* **EXERCISE AIM**
Go through the listing and return every line with "JSON" in it.

* **SUPPLIED MATERIAL**
════════════════

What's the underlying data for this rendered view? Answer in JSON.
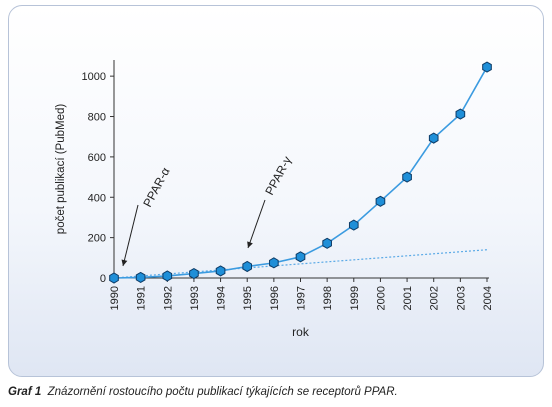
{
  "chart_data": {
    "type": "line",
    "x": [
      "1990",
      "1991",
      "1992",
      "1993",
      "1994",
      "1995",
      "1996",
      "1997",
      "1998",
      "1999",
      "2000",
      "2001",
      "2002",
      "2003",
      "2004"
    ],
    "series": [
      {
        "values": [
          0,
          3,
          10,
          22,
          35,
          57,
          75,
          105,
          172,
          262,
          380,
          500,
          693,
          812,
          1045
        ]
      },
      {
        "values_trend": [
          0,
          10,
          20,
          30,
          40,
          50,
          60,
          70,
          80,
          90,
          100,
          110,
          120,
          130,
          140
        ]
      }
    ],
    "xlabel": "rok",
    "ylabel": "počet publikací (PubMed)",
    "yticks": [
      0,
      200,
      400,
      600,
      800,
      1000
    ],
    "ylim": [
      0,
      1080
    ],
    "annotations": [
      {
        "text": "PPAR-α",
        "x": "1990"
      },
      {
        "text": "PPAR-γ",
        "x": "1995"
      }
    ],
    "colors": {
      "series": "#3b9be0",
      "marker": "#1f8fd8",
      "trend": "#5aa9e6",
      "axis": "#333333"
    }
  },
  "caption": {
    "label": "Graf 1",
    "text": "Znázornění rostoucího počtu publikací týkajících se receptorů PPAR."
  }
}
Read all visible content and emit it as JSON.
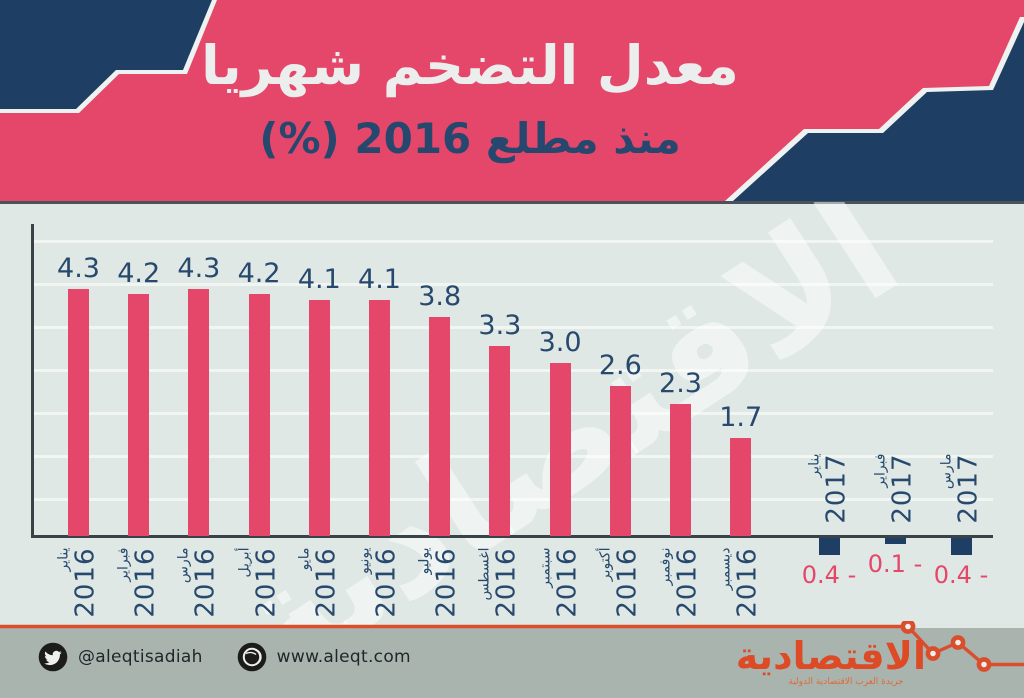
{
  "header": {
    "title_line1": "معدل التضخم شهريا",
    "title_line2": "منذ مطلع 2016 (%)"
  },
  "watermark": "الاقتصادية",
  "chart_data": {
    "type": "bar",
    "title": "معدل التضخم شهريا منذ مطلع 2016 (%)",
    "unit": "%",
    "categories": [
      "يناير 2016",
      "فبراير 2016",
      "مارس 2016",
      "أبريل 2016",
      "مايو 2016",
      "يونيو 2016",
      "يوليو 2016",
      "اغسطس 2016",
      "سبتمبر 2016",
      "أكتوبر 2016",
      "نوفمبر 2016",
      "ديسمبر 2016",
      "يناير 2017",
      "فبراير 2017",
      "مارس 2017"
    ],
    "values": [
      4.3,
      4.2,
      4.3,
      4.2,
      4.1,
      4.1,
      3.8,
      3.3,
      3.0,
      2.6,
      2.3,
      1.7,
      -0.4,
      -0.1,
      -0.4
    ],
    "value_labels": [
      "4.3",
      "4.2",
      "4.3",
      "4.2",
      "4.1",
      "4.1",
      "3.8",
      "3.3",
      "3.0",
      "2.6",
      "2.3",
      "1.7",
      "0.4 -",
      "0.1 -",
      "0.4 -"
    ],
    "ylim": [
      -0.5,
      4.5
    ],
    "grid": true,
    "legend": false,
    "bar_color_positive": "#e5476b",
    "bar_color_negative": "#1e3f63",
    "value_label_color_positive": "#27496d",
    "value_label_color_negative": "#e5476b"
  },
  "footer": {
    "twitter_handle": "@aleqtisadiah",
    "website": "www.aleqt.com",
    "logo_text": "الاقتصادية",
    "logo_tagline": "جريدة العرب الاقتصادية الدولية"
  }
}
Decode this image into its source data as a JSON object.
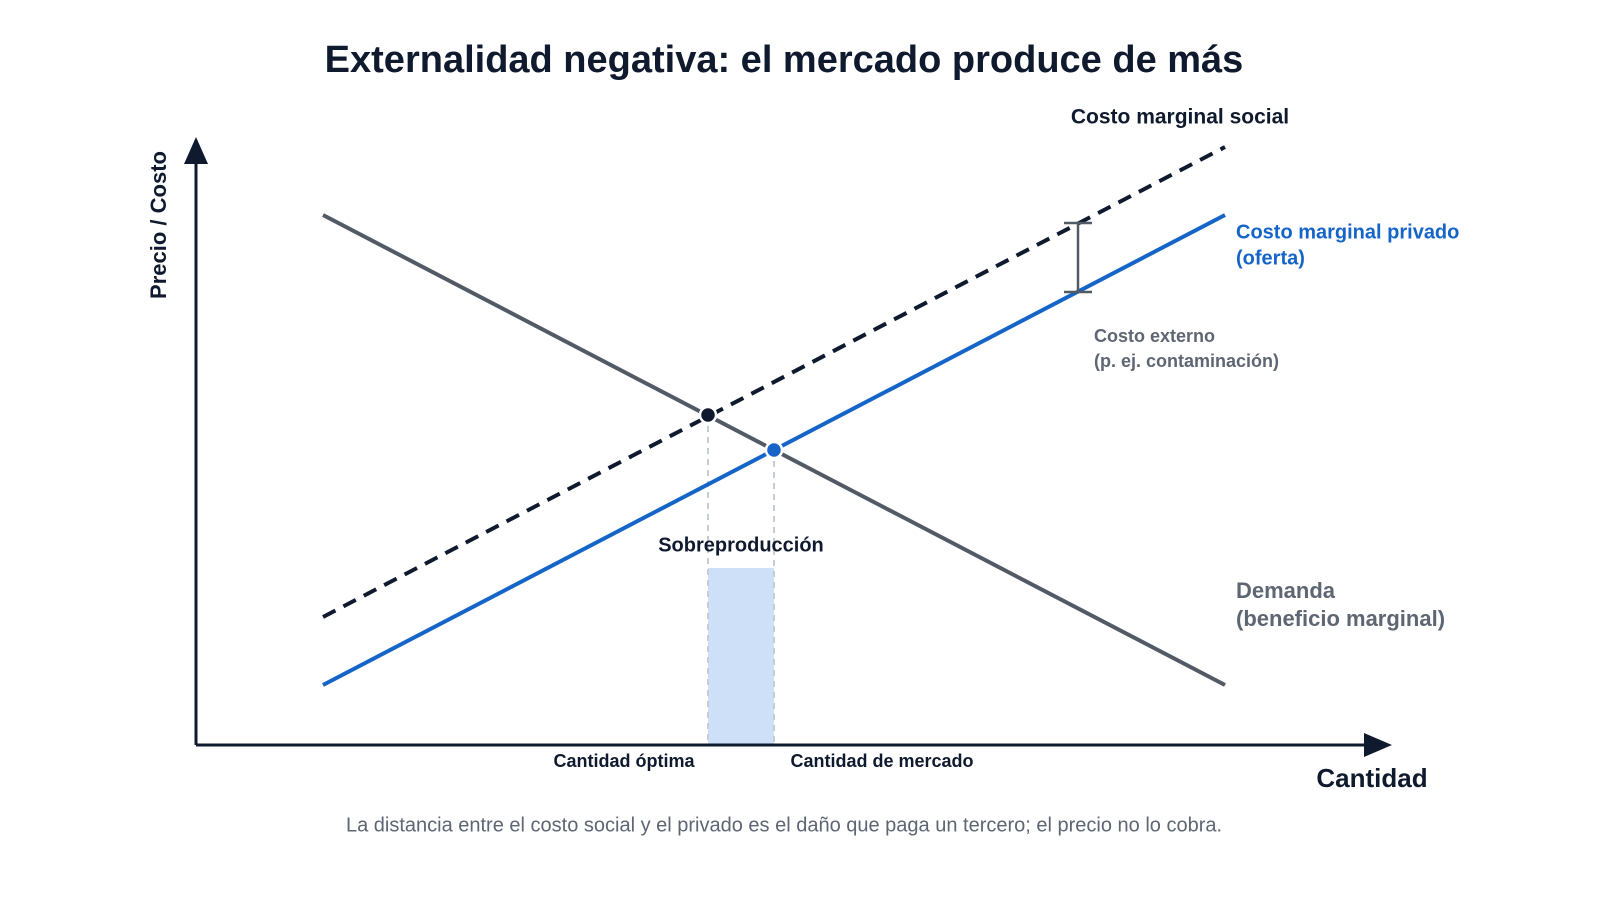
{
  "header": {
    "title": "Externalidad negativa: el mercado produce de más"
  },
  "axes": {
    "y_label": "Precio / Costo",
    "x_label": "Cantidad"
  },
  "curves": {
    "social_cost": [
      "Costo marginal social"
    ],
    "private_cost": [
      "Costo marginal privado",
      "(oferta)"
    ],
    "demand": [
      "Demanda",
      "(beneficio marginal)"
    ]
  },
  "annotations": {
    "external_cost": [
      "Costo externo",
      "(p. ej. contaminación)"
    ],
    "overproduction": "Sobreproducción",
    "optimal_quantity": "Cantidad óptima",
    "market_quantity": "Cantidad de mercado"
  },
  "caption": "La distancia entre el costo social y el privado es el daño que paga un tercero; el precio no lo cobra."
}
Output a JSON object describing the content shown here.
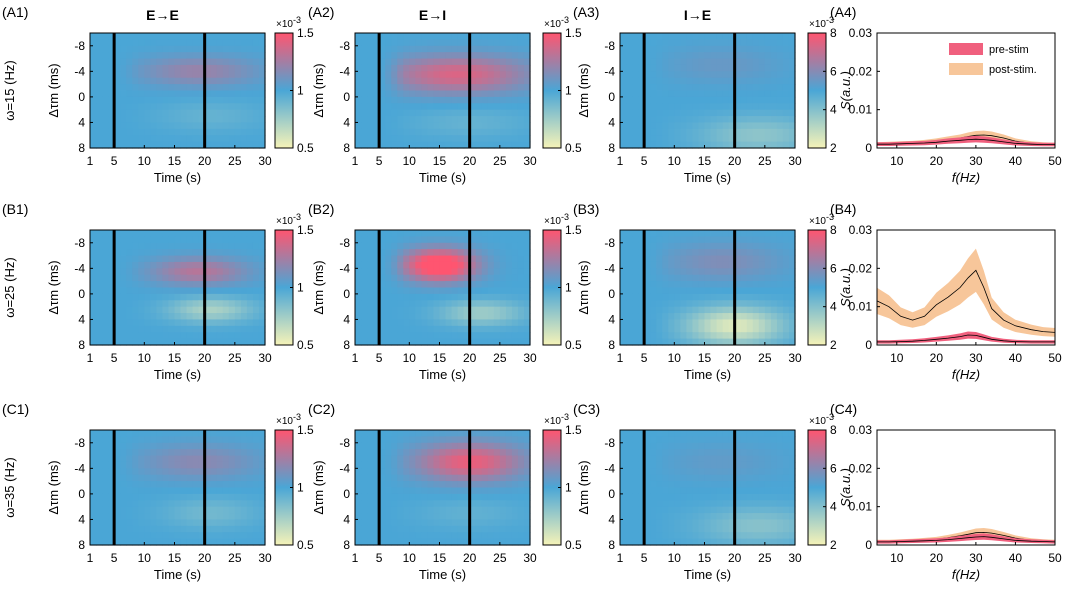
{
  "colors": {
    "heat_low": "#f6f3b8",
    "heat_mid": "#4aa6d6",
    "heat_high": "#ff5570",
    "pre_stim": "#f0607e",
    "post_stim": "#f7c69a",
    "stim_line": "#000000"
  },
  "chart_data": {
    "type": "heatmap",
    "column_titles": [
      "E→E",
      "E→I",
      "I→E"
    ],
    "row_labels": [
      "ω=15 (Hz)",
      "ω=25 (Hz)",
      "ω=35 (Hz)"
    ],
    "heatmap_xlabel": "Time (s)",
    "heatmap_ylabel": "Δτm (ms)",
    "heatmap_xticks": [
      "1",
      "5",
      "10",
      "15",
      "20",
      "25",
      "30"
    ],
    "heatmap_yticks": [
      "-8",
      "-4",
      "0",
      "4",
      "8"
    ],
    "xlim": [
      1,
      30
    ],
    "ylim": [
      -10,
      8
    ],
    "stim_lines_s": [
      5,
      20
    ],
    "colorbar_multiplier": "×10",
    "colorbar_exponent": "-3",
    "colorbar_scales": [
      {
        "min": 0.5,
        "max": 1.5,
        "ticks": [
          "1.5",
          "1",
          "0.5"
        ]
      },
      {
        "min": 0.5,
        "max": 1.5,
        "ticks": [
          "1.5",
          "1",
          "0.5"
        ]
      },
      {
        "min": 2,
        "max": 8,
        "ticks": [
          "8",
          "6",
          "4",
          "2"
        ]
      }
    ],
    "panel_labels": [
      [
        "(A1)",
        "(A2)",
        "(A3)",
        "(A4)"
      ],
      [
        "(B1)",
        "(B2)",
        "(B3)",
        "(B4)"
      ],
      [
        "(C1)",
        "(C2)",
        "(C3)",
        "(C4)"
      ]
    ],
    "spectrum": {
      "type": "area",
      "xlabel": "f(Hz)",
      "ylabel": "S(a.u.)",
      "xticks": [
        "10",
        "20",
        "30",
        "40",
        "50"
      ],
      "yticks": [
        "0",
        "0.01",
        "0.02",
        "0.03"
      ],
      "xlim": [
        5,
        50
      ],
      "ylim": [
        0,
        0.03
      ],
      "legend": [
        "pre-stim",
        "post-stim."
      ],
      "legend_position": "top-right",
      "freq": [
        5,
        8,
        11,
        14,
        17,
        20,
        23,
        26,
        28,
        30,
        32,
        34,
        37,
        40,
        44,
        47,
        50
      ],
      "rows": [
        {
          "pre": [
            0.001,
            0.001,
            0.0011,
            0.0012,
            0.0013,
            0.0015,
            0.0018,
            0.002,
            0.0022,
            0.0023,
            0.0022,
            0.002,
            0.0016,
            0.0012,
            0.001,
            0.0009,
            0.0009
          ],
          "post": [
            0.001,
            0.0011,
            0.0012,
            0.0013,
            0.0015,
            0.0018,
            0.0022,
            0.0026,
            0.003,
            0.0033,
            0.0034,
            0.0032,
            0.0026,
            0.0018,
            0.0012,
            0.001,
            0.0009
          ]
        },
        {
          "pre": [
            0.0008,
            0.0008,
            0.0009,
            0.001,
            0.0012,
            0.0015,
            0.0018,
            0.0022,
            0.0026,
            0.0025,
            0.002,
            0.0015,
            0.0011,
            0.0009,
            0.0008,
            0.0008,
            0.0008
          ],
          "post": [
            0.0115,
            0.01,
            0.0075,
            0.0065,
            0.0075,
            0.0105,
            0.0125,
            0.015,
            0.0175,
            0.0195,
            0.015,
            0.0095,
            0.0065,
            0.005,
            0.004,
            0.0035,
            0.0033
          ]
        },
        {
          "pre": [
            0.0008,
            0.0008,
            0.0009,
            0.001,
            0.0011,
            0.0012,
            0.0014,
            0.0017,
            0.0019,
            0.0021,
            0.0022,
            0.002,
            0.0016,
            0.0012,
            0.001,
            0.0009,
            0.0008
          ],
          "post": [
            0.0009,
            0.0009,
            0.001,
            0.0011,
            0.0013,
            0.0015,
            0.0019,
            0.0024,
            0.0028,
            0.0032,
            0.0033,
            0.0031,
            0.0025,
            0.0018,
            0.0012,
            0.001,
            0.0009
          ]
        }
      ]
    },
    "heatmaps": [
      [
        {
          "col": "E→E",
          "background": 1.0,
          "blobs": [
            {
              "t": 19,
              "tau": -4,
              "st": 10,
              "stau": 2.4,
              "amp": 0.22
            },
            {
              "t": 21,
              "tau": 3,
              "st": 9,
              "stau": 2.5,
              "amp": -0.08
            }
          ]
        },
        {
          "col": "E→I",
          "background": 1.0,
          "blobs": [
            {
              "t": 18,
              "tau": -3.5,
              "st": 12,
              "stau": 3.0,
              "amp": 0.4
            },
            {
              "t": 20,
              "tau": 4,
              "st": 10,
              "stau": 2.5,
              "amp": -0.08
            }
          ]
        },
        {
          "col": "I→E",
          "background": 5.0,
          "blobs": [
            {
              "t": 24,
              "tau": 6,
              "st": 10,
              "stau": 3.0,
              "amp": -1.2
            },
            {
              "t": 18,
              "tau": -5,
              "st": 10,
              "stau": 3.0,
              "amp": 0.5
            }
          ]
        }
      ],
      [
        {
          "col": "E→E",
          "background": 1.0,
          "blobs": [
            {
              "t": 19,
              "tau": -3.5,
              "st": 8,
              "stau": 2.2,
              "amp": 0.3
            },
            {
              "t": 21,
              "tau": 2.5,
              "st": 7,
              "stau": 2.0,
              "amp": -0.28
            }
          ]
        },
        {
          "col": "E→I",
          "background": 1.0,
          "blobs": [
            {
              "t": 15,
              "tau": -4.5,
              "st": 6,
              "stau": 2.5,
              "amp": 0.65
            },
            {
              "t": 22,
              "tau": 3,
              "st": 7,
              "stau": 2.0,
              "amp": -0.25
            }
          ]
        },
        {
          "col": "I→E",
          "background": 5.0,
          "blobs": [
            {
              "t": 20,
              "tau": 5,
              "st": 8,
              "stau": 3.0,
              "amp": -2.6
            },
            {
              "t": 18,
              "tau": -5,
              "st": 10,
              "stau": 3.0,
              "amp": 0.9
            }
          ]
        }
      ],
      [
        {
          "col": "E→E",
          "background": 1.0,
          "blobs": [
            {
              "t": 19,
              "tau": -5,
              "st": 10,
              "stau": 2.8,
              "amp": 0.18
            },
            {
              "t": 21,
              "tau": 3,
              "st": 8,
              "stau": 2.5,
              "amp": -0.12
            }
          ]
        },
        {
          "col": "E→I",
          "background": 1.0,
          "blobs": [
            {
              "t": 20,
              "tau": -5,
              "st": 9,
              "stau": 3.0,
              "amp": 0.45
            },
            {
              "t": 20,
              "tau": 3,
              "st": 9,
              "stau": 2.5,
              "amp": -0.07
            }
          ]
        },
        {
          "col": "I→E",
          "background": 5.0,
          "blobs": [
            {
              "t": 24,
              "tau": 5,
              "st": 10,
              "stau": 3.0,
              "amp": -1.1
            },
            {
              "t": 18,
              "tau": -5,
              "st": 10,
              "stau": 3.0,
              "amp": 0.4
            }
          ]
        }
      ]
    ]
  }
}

════════════════

* **SOLUTION FOR THIS TASK**
What's the underlying data for this rendered view? Answer in JSON.
Read all visible content and emit it as JSON.
Decode this image into its source data as a JSON object.
Output a JSON object describing the content shown here.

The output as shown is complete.